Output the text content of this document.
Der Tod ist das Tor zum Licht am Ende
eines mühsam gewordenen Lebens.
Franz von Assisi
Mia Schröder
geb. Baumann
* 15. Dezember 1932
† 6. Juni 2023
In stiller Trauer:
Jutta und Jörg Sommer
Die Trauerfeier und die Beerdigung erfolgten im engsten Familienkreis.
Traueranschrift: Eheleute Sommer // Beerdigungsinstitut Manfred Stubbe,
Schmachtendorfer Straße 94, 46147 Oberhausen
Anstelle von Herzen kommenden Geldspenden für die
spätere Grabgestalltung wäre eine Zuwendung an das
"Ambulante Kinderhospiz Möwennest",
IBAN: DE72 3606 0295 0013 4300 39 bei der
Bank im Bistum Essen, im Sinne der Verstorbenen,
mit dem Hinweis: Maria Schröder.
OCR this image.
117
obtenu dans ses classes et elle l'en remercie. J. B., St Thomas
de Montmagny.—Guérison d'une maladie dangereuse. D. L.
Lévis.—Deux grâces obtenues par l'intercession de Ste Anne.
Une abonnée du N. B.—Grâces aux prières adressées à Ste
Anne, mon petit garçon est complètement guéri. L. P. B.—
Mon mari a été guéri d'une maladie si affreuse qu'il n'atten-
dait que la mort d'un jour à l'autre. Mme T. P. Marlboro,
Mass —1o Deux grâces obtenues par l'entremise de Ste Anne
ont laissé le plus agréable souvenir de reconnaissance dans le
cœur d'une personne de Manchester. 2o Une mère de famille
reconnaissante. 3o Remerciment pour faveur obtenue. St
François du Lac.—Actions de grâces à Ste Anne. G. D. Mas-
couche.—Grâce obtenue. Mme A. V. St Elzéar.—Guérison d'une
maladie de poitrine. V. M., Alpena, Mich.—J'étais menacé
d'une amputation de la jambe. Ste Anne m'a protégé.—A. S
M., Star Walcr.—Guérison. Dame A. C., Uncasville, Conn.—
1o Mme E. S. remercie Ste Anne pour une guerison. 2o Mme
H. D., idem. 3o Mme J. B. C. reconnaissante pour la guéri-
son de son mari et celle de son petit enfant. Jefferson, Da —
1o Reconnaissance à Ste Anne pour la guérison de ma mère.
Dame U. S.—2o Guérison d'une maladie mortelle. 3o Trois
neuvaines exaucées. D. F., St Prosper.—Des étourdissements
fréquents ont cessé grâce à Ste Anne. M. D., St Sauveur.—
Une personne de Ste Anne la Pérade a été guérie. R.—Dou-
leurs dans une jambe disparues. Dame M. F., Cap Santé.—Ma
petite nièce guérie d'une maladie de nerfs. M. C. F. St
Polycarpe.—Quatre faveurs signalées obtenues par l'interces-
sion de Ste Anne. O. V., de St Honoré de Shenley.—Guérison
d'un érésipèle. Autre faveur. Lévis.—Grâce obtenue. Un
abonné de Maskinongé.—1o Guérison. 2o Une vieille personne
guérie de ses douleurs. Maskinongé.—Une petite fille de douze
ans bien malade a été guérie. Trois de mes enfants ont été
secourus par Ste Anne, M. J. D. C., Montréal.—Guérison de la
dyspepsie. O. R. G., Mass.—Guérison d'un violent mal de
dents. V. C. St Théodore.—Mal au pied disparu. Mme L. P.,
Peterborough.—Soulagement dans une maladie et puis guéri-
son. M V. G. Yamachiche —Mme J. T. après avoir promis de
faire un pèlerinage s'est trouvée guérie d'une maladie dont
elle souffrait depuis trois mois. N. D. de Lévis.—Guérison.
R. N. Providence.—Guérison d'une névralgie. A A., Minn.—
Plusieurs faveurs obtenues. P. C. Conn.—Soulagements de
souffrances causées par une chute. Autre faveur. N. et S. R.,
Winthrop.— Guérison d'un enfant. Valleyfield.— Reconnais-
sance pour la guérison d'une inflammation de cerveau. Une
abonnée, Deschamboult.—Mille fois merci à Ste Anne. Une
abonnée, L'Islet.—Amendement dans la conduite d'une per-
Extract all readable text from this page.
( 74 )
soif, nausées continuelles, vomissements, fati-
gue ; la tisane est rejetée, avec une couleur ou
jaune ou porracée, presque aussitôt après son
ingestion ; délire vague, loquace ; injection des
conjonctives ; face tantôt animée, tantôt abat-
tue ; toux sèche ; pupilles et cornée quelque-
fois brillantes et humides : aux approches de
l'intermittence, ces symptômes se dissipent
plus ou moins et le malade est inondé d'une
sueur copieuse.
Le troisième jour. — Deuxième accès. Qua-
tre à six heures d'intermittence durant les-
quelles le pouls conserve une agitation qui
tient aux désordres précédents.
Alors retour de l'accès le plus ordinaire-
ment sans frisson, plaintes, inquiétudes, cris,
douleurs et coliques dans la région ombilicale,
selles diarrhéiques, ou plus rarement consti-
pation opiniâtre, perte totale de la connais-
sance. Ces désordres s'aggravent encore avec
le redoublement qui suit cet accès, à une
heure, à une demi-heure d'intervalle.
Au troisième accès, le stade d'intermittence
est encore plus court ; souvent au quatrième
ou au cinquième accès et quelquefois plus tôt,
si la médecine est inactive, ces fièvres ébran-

---+---

AIM:
Output the listing above exactly as it appears.

WRITTEN SOLUTION:
Output the text content of this document.
Der Tod ist das Tor zum Licht am Ende
eines mühsam gewordenen Lebens.
Franz von Assisi
Mia Schröder
geb. Baumann
* 15. Dezember 1932
† 6. Juni 2023
In stiller Trauer:
Jutta und Jörg Sommer
Die Trauerfeier und die Beerdigung erfolgten im engsten Familienkreis.
Traueranschrift: Eheleute Sommer // Beerdigungsinstitut Manfred Stubbe,
Schmachtendorfer Straße 94, 46147 Oberhausen
Anstelle von Herzen kommenden Geldspenden für die
spätere Grabgestalltung wäre eine Zuwendung an das
"Ambulante Kinderhospiz Möwennest",
IBAN: DE72 3606 0295 0013 4300 39 bei der
Bank im Bistum Essen, im Sinne der Verstorbenen,
mit dem Hinweis: Maria Schröder.
OCR this image.
117
obtenu dans ses classes et elle l'en remercie. J. B., St Thomas
de Montmagny.—Guérison d'une maladie dangereuse. D. L.
Lévis.—Deux grâces obtenues par l'intercession de Ste Anne.
Une abonnée du N. B.—Grâces aux prières adressées à Ste
Anne, mon petit garçon est complètement guéri. L. P. B.—
Mon mari a été guéri d'une maladie si affreuse qu'il n'atten-
dait que la mort d'un jour à l'autre. Mme T. P. Marlboro,
Mass —1o Deux grâces obtenues par l'entremise de Ste Anne
ont laissé le plus agréable souvenir de reconnaissance dans le
cœur d'une personne de Manchester. 2o Une mère de famille
reconnaissante. 3o Remerciment pour faveur obtenue. St
François du Lac.—Actions de grâces à Ste Anne. G. D. Mas-
couche.—Grâce obtenue. Mme A. V. St Elzéar.—Guérison d'une
maladie de poitrine. V. M., Alpena, Mich.—J'étais menacé
d'une amputation de la jambe. Ste Anne m'a protégé.—A. S
M., Star Walcr.—Guérison. Dame A. C., Uncasville, Conn.—
1o Mme E. S. remercie Ste Anne pour une guerison. 2o Mme
H. D., idem. 3o Mme J. B. C. reconnaissante pour la guéri-
son de son mari et celle de son petit enfant. Jefferson, Da —
1o Reconnaissance à Ste Anne pour la guérison de ma mère.
Dame U. S.—2o Guérison d'une maladie mortelle. 3o Trois
neuvaines exaucées. D. F., St Prosper.—Des étourdissements
fréquents ont cessé grâce à Ste Anne. M. D., St Sauveur.—
Une personne de Ste Anne la Pérade a été guérie. R.—Dou-
leurs dans une jambe disparues. Dame M. F., Cap Santé.—Ma
petite nièce guérie d'une maladie de nerfs. M. C. F. St
Polycarpe.—Quatre faveurs signalées obtenues par l'interces-
sion de Ste Anne. O. V., de St Honoré de Shenley.—Guérison
d'un érésipèle. Autre faveur. Lévis.—Grâce obtenue. Un
abonné de Maskinongé.—1o Guérison. 2o Une vieille personne
guérie de ses douleurs. Maskinongé.—Une petite fille de douze
ans bien malade a été guérie. Trois de mes enfants ont été
secourus par Ste Anne, M. J. D. C., Montréal.—Guérison de la
dyspepsie. O. R. G., Mass.—Guérison d'un violent mal de
dents. V. C. St Théodore.—Mal au pied disparu. Mme L. P.,
Peterborough.—Soulagement dans une maladie et puis guéri-
son. M V. G. Yamachiche —Mme J. T. après avoir promis de
faire un pèlerinage s'est trouvée guérie d'une maladie dont
elle souffrait depuis trois mois. N. D. de Lévis.—Guérison.
R. N. Providence.—Guérison d'une névralgie. A A., Minn.—
Plusieurs faveurs obtenues. P. C. Conn.—Soulagements de
souffrances causées par une chute. Autre faveur. N. et S. R.,
Winthrop.— Guérison d'un enfant. Valleyfield.— Reconnais-
sance pour la guérison d'une inflammation de cerveau. Une
abonnée, Deschamboult.—Mille fois merci à Ste Anne. Une
abonnée, L'Islet.—Amendement dans la conduite d'une per-
Extract all readable text from this page.
( 74 )
soif, nausées continuelles, vomissements, fati-
gue ; la tisane est rejetée, avec une couleur ou
jaune ou porracée, presque aussitôt après son
ingestion ; délire vague, loquace ; injection des
conjonctives ; face tantôt animée, tantôt abat-
tue ; toux sèche ; pupilles et cornée quelque-
fois brillantes et humides : aux approches de
l'intermittence, ces symptômes se dissipent
plus ou moins et le malade est inondé d'une
sueur copieuse.
Le troisième jour. — Deuxième accès. Qua-
tre à six heures d'intermittence durant les-
quelles le pouls conserve une agitation qui
tient aux désordres précédents.
Alors retour de l'accès le plus ordinaire-
ment sans frisson, plaintes, inquiétudes, cris,
douleurs et coliques dans la région ombilicale,
selles diarrhéiques, ou plus rarement consti-
pation opiniâtre, perte totale de la connais-
sance. Ces désordres s'aggravent encore avec
le redoublement qui suit cet accès, à une
heure, à une demi-heure d'intervalle.
Au troisième accès, le stade d'intermittence
est encore plus court ; souvent au quatrième
ou au cinquième accès et quelquefois plus tôt,
si la médecine est inactive, ces fièvres ébran-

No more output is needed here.